◆ To do
Find the lines that hold the word "пункта" and return them.

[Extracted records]
━━━━━━

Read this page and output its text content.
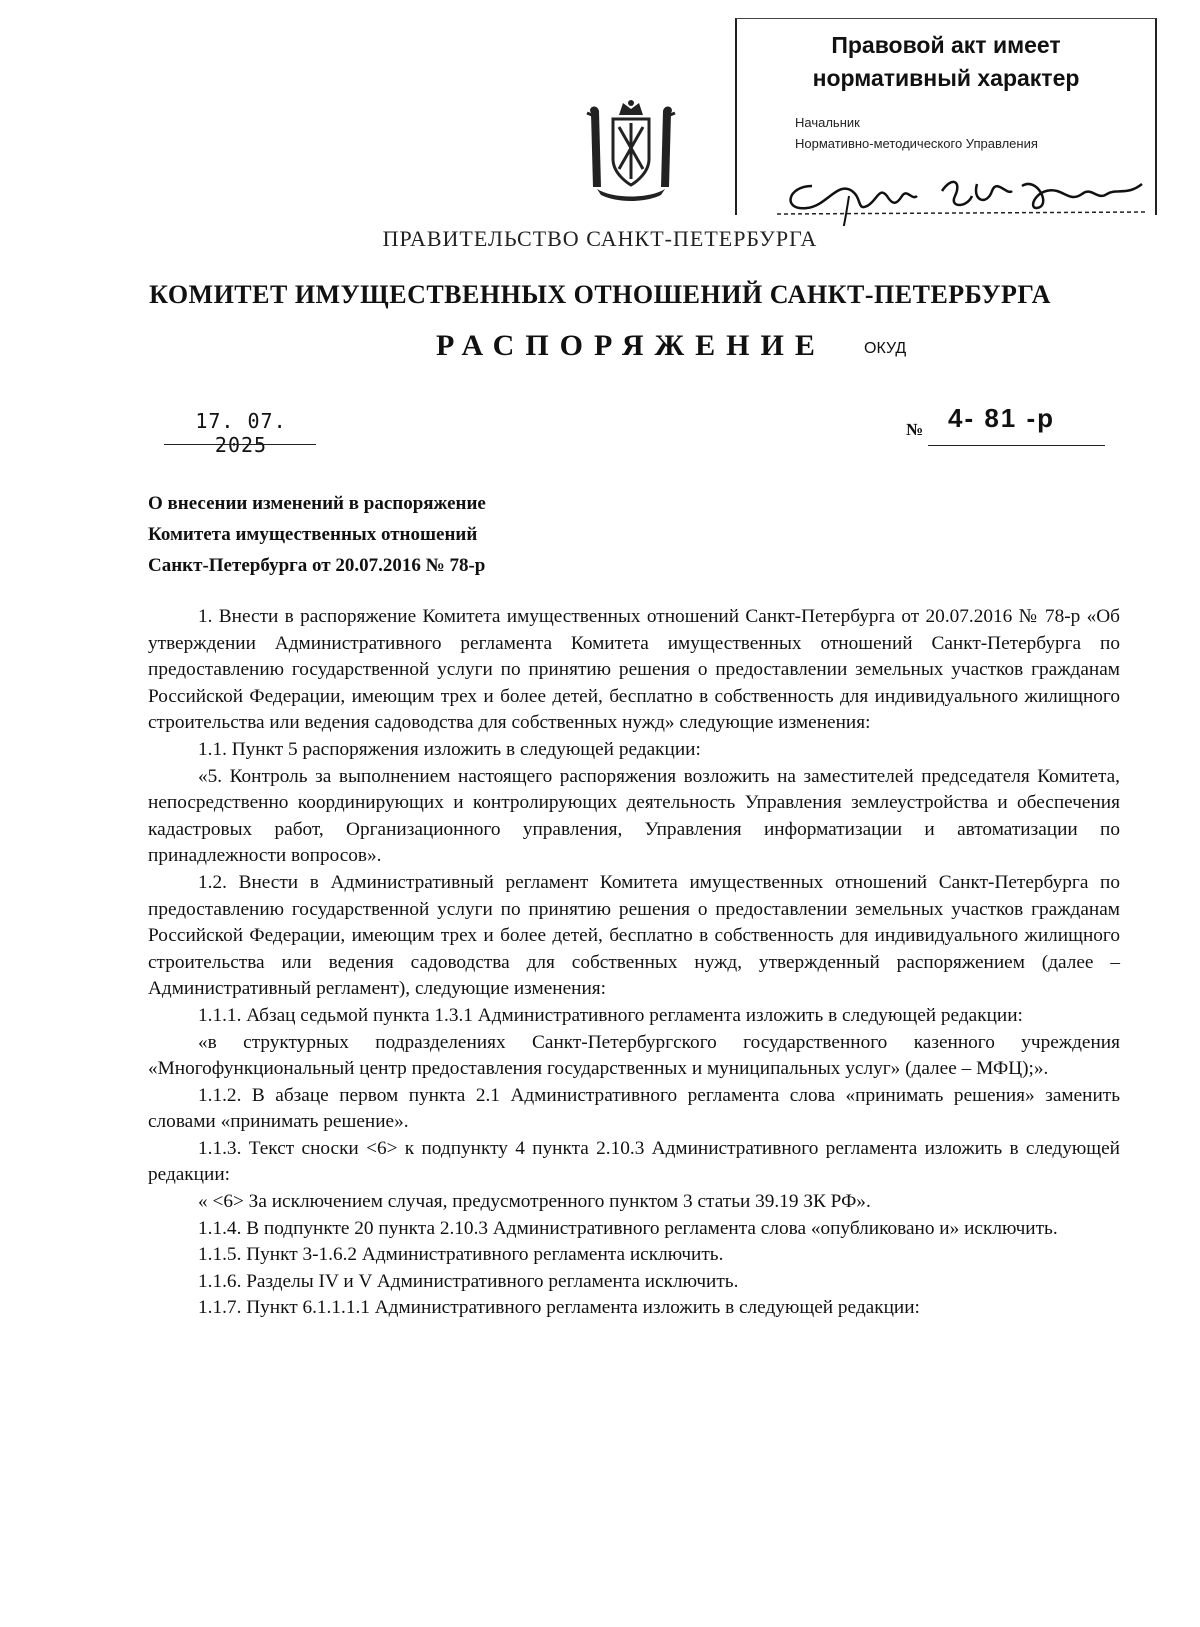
Правовой акт имеет
нормативный характер
Начальник
Нормативно-методического Управления
ПРАВИТЕЛЬСТВО САНКТ-ПЕТЕРБУРГА
КОМИТЕТ ИМУЩЕСТВЕННЫХ ОТНОШЕНИЙ САНКТ-ПЕТЕРБУРГА
РАСПОРЯЖЕНИЕ ОКУД
17. 07. 2025
№ 4- 81 -р
О внесении изменений в распоряжение
Комитета имущественных отношений
Санкт-Петербурга от 20.07.2016 № 78-р

1. Внести в распоряжение Комитета имущественных отношений Санкт-Петербурга от 20.07.2016 № 78-р «Об утверждении Административного регламента Комитета имущественных отношений Санкт-Петербурга по предоставлению государственной услуги по принятию решения о предоставлении земельных участков гражданам Российской Федерации, имеющим трех и более детей, бесплатно в собственность для индивидуального жилищного строительства или ведения садоводства для собственных нужд» следующие изменения:

1.1. Пункт 5 распоряжения изложить в следующей редакции:

«5. Контроль за выполнением настоящего распоряжения возложить на заместителей председателя Комитета, непосредственно координирующих и контролирующих деятельность Управления землеустройства и обеспечения кадастровых работ, Организационного управления, Управления информатизации и автоматизации по принадлежности вопросов».

1.2. Внести в Административный регламент Комитета имущественных отношений Санкт-Петербурга по предоставлению государственной услуги по принятию решения о предоставлении земельных участков гражданам Российской Федерации, имеющим трех и более детей, бесплатно в собственность для индивидуального жилищного строительства или ведения садоводства для собственных нужд, утвержденный распоряжением (далее – Административный регламент), следующие изменения:

1.1.1. Абзац седьмой пункта 1.3.1 Административного регламента изложить в следующей редакции:

«в структурных подразделениях Санкт-Петербургского государственного казенного учреждения «Многофункциональный центр предоставления государственных и муниципальных услуг» (далее – МФЦ);».

1.1.2. В абзаце первом пункта 2.1 Административного регламента слова «принимать решения» заменить словами «принимать решение».

1.1.3. Текст сноски <6> к подпункту 4 пункта 2.10.3 Административного регламента изложить в следующей редакции:

« <6> За исключением случая, предусмотренного пунктом 3 статьи 39.19 ЗК РФ».

1.1.4. В подпункте 20 пункта 2.10.3 Административного регламента слова «опубликовано и» исключить.

1.1.5. Пункт 3-1.6.2 Административного регламента исключить.

1.1.6. Разделы IV и V Административного регламента исключить.

1.1.7. Пункт 6.1.1.1.1 Административного регламента изложить в следующей редакции:
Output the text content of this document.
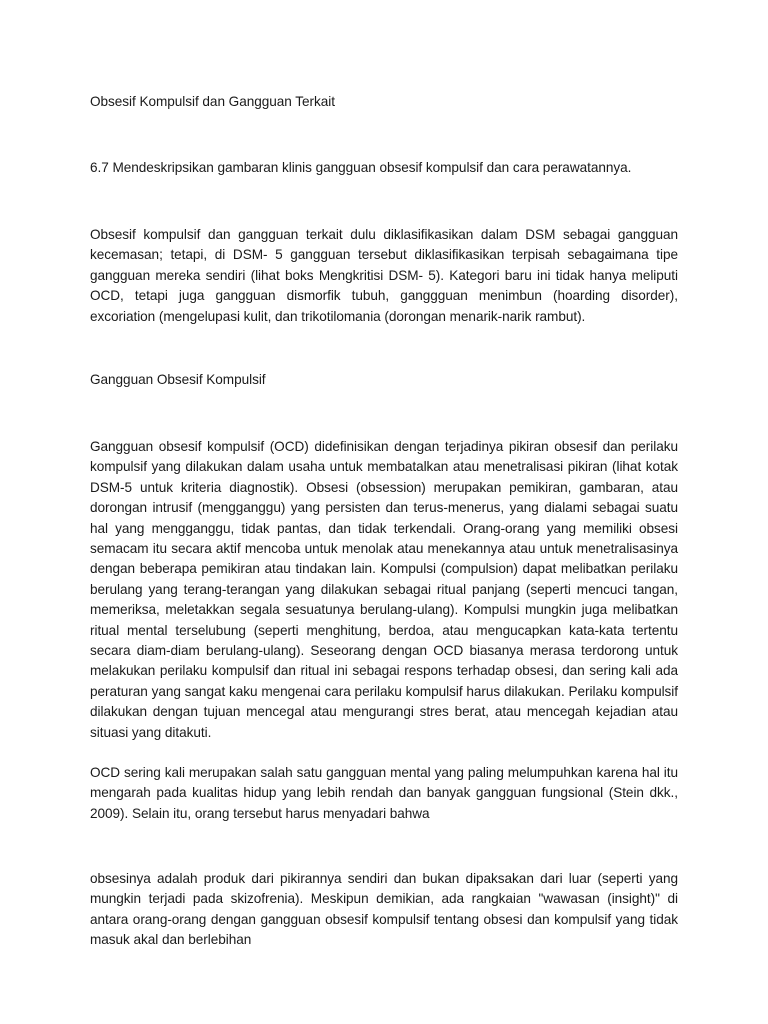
Obsesif Kompulsif dan Gangguan Terkait
6.7 Mendeskripsikan gambaran klinis gangguan obsesif kompulsif dan cara perawatannya.
Obsesif kompulsif dan gangguan terkait dulu diklasifikasikan dalam DSM sebagai gangguan kecemasan; tetapi, di DSM- 5 gangguan tersebut diklasifikasikan terpisah sebagaimana tipe gangguan mereka sendiri (lihat boks Mengkritisi DSM- 5). Kategori baru ini tidak hanya meliputi OCD, tetapi juga gangguan dismorfik tubuh, ganggguan menimbun (hoarding disorder), excoriation (mengelupasi kulit, dan trikotilomania (dorongan menarik-narik rambut).
Gangguan Obsesif Kompulsif
Gangguan obsesif kompulsif (OCD) didefinisikan dengan terjadinya pikiran obsesif dan perilaku kompulsif yang dilakukan dalam usaha untuk membatalkan atau menetralisasi pikiran (lihat kotak DSM-5 untuk kriteria diagnostik). Obsesi (obsession) merupakan pemikiran, gambaran, atau dorongan intrusif (mengganggu) yang persisten dan terus-menerus, yang dialami sebagai suatu hal yang mengganggu, tidak pantas, dan tidak terkendali. Orang-orang yang memiliki obsesi semacam itu secara aktif mencoba untuk menolak atau menekannya atau untuk menetralisasinya dengan beberapa pemikiran atau tindakan lain. Kompulsi (compulsion) dapat melibatkan perilaku berulang yang terang-terangan yang dilakukan sebagai ritual panjang (seperti mencuci tangan, memeriksa, meletakkan segala sesuatunya berulang-ulang). Kompulsi mungkin juga melibatkan ritual mental terselubung (seperti menghitung, berdoa, atau mengucapkan kata-kata tertentu secara diam-diam berulang-ulang). Seseorang dengan OCD biasanya merasa terdorong untuk melakukan perilaku kompulsif dan ritual ini sebagai respons terhadap obsesi, dan sering kali ada peraturan yang sangat kaku mengenai cara perilaku kompulsif harus dilakukan. Perilaku kompulsif dilakukan dengan tujuan mencegal atau mengurangi stres berat, atau mencegah kejadian atau situasi yang ditakuti.
OCD sering kali merupakan salah satu gangguan mental yang paling melumpuhkan karena hal itu mengarah pada kualitas hidup yang lebih rendah dan banyak gangguan fungsional (Stein dkk., 2009). Selain itu, orang tersebut harus menyadari bahwa
obsesinya adalah produk dari pikirannya sendiri dan bukan dipaksakan dari luar (seperti yang mungkin terjadi pada skizofrenia). Meskipun demikian, ada rangkaian "wawasan (insight)" di antara orang-orang dengan gangguan obsesif kompulsif tentang obsesi dan kompulsif yang tidak masuk akal dan berlebihan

━━━━━━

◆ The answer
1.1.1. Абзац седьмой пункта 1.3.1 Административного регламента изложить в следующей редакции:
1.1.2. В абзаце первом пункта 2.1 Административного регламента слова «принимать решения» заменить словами «принимать решение».
1.1.3. Текст сноски <6> к подпункту 4 пункта 2.10.3 Административного регламента изложить в следующей редакции:
1.1.4. В подпункте 20 пункта 2.10.3 Административного регламента слова «опубликовано и» исключить.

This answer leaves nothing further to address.